(Raw records)
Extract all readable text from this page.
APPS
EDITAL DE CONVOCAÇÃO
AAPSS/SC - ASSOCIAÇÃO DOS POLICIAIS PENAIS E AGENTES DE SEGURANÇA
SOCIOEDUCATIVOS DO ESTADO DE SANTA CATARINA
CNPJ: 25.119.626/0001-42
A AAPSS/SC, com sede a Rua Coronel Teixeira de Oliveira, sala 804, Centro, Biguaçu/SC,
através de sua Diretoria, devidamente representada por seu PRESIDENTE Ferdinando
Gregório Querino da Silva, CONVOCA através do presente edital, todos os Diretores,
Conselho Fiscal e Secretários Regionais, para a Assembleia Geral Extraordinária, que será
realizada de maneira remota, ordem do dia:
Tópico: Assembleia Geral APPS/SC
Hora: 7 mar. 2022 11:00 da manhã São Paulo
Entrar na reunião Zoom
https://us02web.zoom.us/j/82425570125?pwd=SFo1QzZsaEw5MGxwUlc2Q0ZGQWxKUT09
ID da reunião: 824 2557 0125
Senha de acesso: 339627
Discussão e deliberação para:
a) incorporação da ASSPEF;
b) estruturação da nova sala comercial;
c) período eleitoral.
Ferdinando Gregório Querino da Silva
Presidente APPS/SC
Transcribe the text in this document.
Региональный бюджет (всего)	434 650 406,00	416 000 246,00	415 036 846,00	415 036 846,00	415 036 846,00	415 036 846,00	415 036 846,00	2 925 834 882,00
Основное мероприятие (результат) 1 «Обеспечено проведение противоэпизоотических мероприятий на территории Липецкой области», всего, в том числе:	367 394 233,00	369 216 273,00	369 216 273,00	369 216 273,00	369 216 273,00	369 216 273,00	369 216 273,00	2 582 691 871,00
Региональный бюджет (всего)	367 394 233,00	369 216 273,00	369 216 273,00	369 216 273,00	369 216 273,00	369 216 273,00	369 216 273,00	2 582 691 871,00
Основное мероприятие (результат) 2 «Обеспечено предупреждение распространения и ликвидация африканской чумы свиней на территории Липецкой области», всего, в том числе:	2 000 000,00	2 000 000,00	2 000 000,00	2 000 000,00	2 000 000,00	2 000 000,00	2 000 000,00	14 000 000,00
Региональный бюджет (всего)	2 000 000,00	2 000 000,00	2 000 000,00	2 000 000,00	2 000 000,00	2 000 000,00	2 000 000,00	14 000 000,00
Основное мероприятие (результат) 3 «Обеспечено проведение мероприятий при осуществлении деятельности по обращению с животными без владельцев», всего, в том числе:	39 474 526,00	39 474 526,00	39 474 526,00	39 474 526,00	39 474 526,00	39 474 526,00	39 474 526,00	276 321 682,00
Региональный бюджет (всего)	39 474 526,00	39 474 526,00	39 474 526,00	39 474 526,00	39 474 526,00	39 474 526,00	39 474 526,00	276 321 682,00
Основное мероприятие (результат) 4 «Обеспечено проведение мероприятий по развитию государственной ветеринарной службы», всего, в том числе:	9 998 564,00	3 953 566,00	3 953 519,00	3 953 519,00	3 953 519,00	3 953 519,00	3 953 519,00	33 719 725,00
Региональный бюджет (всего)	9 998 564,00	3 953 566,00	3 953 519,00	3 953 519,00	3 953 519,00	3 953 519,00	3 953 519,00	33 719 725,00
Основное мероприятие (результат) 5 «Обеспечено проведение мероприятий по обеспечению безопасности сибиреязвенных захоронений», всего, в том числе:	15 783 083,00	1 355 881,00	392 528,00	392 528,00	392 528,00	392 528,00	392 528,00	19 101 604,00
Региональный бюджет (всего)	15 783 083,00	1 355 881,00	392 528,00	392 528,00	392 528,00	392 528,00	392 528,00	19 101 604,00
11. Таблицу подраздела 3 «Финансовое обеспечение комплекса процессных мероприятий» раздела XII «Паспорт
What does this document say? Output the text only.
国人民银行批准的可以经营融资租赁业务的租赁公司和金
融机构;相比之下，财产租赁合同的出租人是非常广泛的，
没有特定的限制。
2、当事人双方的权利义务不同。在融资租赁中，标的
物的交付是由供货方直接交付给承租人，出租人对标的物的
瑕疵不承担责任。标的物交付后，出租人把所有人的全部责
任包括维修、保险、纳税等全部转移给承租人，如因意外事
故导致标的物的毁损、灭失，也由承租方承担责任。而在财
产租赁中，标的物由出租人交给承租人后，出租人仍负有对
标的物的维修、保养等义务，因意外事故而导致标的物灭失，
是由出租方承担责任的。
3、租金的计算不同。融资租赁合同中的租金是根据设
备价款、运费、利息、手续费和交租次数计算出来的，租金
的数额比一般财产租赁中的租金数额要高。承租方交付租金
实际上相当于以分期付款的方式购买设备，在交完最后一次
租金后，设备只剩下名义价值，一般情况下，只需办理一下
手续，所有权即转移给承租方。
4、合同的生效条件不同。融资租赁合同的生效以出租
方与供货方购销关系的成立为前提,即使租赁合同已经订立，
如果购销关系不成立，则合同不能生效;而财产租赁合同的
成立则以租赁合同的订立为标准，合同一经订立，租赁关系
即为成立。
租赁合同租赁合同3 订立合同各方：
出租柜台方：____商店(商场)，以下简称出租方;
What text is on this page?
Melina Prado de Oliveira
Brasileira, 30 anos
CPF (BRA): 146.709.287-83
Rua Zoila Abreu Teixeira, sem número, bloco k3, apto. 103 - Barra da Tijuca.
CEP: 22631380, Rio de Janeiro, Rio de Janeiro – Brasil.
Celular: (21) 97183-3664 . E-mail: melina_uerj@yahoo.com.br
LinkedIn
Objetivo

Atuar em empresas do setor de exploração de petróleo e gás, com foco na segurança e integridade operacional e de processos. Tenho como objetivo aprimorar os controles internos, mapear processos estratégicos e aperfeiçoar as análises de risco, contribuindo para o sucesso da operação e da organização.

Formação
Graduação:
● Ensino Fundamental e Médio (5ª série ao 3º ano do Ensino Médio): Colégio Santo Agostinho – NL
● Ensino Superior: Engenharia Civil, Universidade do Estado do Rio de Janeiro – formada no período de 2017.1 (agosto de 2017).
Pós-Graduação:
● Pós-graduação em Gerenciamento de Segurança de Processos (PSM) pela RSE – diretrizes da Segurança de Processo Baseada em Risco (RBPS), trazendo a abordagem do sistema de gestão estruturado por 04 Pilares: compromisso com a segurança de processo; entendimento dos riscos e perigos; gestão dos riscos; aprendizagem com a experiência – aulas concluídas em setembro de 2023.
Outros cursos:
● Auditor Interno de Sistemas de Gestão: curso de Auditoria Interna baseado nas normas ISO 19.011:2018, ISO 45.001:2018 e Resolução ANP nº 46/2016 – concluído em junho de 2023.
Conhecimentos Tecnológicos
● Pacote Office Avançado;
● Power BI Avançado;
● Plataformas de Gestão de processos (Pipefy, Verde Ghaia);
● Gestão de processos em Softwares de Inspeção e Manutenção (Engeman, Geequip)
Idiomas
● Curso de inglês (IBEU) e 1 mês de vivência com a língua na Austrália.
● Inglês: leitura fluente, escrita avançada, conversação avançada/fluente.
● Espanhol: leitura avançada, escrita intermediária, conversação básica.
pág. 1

**Do this**
Transcribe the entire listing above precisely.

**Task result**
Extract all readable text from this page.
APPS
EDITAL DE CONVOCAÇÃO
AAPSS/SC - ASSOCIAÇÃO DOS POLICIAIS PENAIS E AGENTES DE SEGURANÇA
SOCIOEDUCATIVOS DO ESTADO DE SANTA CATARINA
CNPJ: 25.119.626/0001-42
A AAPSS/SC, com sede a Rua Coronel Teixeira de Oliveira, sala 804, Centro, Biguaçu/SC,
através de sua Diretoria, devidamente representada por seu PRESIDENTE Ferdinando
Gregório Querino da Silva, CONVOCA através do presente edital, todos os Diretores,
Conselho Fiscal e Secretários Regionais, para a Assembleia Geral Extraordinária, que será
realizada de maneira remota, ordem do dia:
Tópico: Assembleia Geral APPS/SC
Hora: 7 mar. 2022 11:00 da manhã São Paulo
Entrar na reunião Zoom
https://us02web.zoom.us/j/82425570125?pwd=SFo1QzZsaEw5MGxwUlc2Q0ZGQWxKUT09
ID da reunião: 824 2557 0125
Senha de acesso: 339627
Discussão e deliberação para:
a) incorporação da ASSPEF;
b) estruturação da nova sala comercial;
c) período eleitoral.
Ferdinando Gregório Querino da Silva
Presidente APPS/SC
Transcribe the text in this document.
Региональный бюджет (всего)	434 650 406,00	416 000 246,00	415 036 846,00	415 036 846,00	415 036 846,00	415 036 846,00	415 036 846,00	2 925 834 882,00
Основное мероприятие (результат) 1 «Обеспечено проведение противоэпизоотических мероприятий на территории Липецкой области», всего, в том числе:	367 394 233,00	369 216 273,00	369 216 273,00	369 216 273,00	369 216 273,00	369 216 273,00	369 216 273,00	2 582 691 871,00
Региональный бюджет (всего)	367 394 233,00	369 216 273,00	369 216 273,00	369 216 273,00	369 216 273,00	369 216 273,00	369 216 273,00	2 582 691 871,00
Основное мероприятие (результат) 2 «Обеспечено предупреждение распространения и ликвидация африканской чумы свиней на территории Липецкой области», всего, в том числе:	2 000 000,00	2 000 000,00	2 000 000,00	2 000 000,00	2 000 000,00	2 000 000,00	2 000 000,00	14 000 000,00
Региональный бюджет (всего)	2 000 000,00	2 000 000,00	2 000 000,00	2 000 000,00	2 000 000,00	2 000 000,00	2 000 000,00	14 000 000,00
Основное мероприятие (результат) 3 «Обеспечено проведение мероприятий при осуществлении деятельности по обращению с животными без владельцев», всего, в том числе:	39 474 526,00	39 474 526,00	39 474 526,00	39 474 526,00	39 474 526,00	39 474 526,00	39 474 526,00	276 321 682,00
Региональный бюджет (всего)	39 474 526,00	39 474 526,00	39 474 526,00	39 474 526,00	39 474 526,00	39 474 526,00	39 474 526,00	276 321 682,00
Основное мероприятие (результат) 4 «Обеспечено проведение мероприятий по развитию государственной ветеринарной службы», всего, в том числе:	9 998 564,00	3 953 566,00	3 953 519,00	3 953 519,00	3 953 519,00	3 953 519,00	3 953 519,00	33 719 725,00
Региональный бюджет (всего)	9 998 564,00	3 953 566,00	3 953 519,00	3 953 519,00	3 953 519,00	3 953 519,00	3 953 519,00	33 719 725,00
Основное мероприятие (результат) 5 «Обеспечено проведение мероприятий по обеспечению безопасности сибиреязвенных захоронений», всего, в том числе:	15 783 083,00	1 355 881,00	392 528,00	392 528,00	392 528,00	392 528,00	392 528,00	19 101 604,00
Региональный бюджет (всего)	15 783 083,00	1 355 881,00	392 528,00	392 528,00	392 528,00	392 528,00	392 528,00	19 101 604,00
11. Таблицу подраздела 3 «Финансовое обеспечение комплекса процессных мероприятий» раздела XII «Паспорт
What does this document say? Output the text only.
国人民银行批准的可以经营融资租赁业务的租赁公司和金
融机构;相比之下，财产租赁合同的出租人是非常广泛的，
没有特定的限制。
2、当事人双方的权利义务不同。在融资租赁中，标的
物的交付是由供货方直接交付给承租人，出租人对标的物的
瑕疵不承担责任。标的物交付后，出租人把所有人的全部责
任包括维修、保险、纳税等全部转移给承租人，如因意外事
故导致标的物的毁损、灭失，也由承租方承担责任。而在财
产租赁中，标的物由出租人交给承租人后，出租人仍负有对
标的物的维修、保养等义务，因意外事故而导致标的物灭失，
是由出租方承担责任的。
3、租金的计算不同。融资租赁合同中的租金是根据设
备价款、运费、利息、手续费和交租次数计算出来的，租金
的数额比一般财产租赁中的租金数额要高。承租方交付租金
实际上相当于以分期付款的方式购买设备，在交完最后一次
租金后，设备只剩下名义价值，一般情况下，只需办理一下
手续，所有权即转移给承租方。
4、合同的生效条件不同。融资租赁合同的生效以出租
方与供货方购销关系的成立为前提,即使租赁合同已经订立，
如果购销关系不成立，则合同不能生效;而财产租赁合同的
成立则以租赁合同的订立为标准，合同一经订立，租赁关系
即为成立。
租赁合同租赁合同3 订立合同各方：
出租柜台方：____商店(商场)，以下简称出租方;
What text is on this page?
Melina Prado de Oliveira
Brasileira, 30 anos
CPF (BRA): 146.709.287-83
Rua Zoila Abreu Teixeira, sem número, bloco k3, apto. 103 - Barra da Tijuca.
CEP: 22631380, Rio de Janeiro, Rio de Janeiro – Brasil.
Celular: (21) 97183-3664 . E-mail: melina_uerj@yahoo.com.br
LinkedIn
Objetivo

Atuar em empresas do setor de exploração de petróleo e gás, com foco na segurança e integridade operacional e de processos. Tenho como objetivo aprimorar os controles internos, mapear processos estratégicos e aperfeiçoar as análises de risco, contribuindo para o sucesso da operação e da organização.

Formação
Graduação:
● Ensino Fundamental e Médio (5ª série ao 3º ano do Ensino Médio): Colégio Santo Agostinho – NL
● Ensino Superior: Engenharia Civil, Universidade do Estado do Rio de Janeiro – formada no período de 2017.1 (agosto de 2017).
Pós-Graduação:
● Pós-graduação em Gerenciamento de Segurança de Processos (PSM) pela RSE – diretrizes da Segurança de Processo Baseada em Risco (RBPS), trazendo a abordagem do sistema de gestão estruturado por 04 Pilares: compromisso com a segurança de processo; entendimento dos riscos e perigos; gestão dos riscos; aprendizagem com a experiência – aulas concluídas em setembro de 2023.
Outros cursos:
● Auditor Interno de Sistemas de Gestão: curso de Auditoria Interna baseado nas normas ISO 19.011:2018, ISO 45.001:2018 e Resolução ANP nº 46/2016 – concluído em junho de 2023.
Conhecimentos Tecnológicos
● Pacote Office Avançado;
● Power BI Avançado;
● Plataformas de Gestão de processos (Pipefy, Verde Ghaia);
● Gestão de processos em Softwares de Inspeção e Manutenção (Engeman, Geequip)
Idiomas
● Curso de inglês (IBEU) e 1 mês de vivência com a língua na Austrália.
● Inglês: leitura fluente, escrita avançada, conversação avançada/fluente.
● Espanhol: leitura avançada, escrita intermediária, conversação básica.
pág. 1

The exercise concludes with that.